### What you will do
Write out the full listing exactly as given, minus the images.

*** Dataset ***

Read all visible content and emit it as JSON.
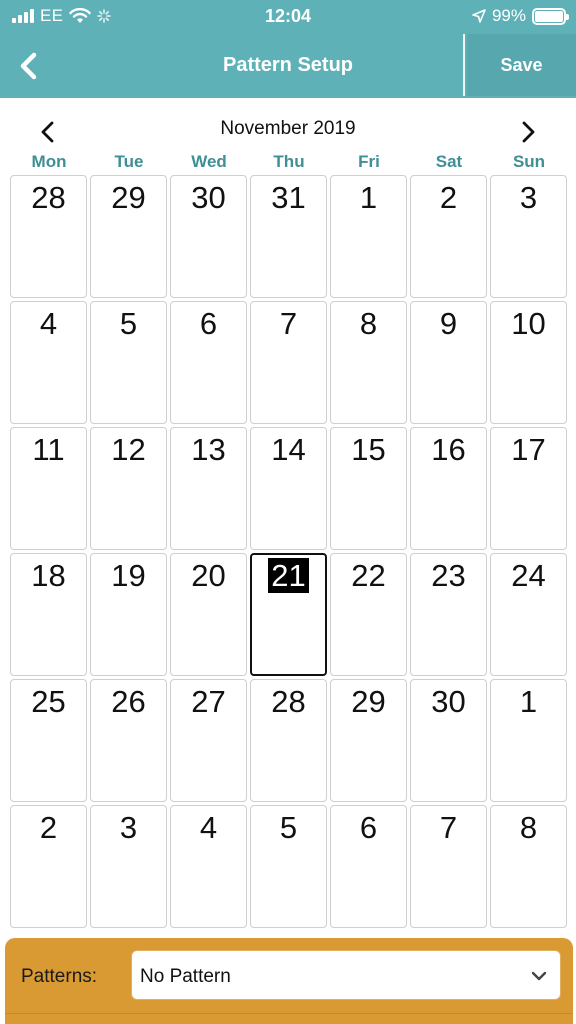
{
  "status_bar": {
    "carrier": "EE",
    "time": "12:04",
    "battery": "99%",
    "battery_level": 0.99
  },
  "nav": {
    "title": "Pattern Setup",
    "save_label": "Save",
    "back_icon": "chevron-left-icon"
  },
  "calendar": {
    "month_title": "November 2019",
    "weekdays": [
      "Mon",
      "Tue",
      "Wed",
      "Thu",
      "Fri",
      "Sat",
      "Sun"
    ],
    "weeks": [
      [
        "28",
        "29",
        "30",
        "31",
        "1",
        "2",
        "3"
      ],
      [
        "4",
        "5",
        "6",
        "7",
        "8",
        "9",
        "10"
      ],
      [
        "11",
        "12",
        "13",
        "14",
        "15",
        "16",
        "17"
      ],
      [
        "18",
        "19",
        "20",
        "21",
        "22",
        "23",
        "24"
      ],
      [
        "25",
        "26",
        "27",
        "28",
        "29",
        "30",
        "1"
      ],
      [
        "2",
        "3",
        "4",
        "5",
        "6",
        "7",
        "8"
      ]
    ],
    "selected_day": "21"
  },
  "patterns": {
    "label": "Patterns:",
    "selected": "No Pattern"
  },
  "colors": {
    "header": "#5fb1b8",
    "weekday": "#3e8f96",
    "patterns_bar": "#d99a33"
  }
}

***

### Solution to this task
Read all visible content and emit it as JSON.
{
  "status_bar": {
    "carrier": "EE",
    "time": "12:04",
    "battery": "99%",
    "battery_level": 0.99
  },
  "nav": {
    "title": "Pattern Setup",
    "save_label": "Save",
    "back_icon": "chevron-left-icon"
  },
  "calendar": {
    "month_title": "November 2019",
    "weekdays": [
      "Mon",
      "Tue",
      "Wed",
      "Thu",
      "Fri",
      "Sat",
      "Sun"
    ],
    "weeks": [
      [
        "28",
        "29",
        "30",
        "31",
        "1",
        "2",
        "3"
      ],
      [
        "4",
        "5",
        "6",
        "7",
        "8",
        "9",
        "10"
      ],
      [
        "11",
        "12",
        "13",
        "14",
        "15",
        "16",
        "17"
      ],
      [
        "18",
        "19",
        "20",
        "21",
        "22",
        "23",
        "24"
      ],
      [
        "25",
        "26",
        "27",
        "28",
        "29",
        "30",
        "1"
      ],
      [
        "2",
        "3",
        "4",
        "5",
        "6",
        "7",
        "8"
      ]
    ],
    "selected_day": "21"
  },
  "patterns": {
    "label": "Patterns:",
    "selected": "No Pattern"
  },
  "colors": {
    "header": "#5fb1b8",
    "weekday": "#3e8f96",
    "patterns_bar": "#d99a33"
  }
}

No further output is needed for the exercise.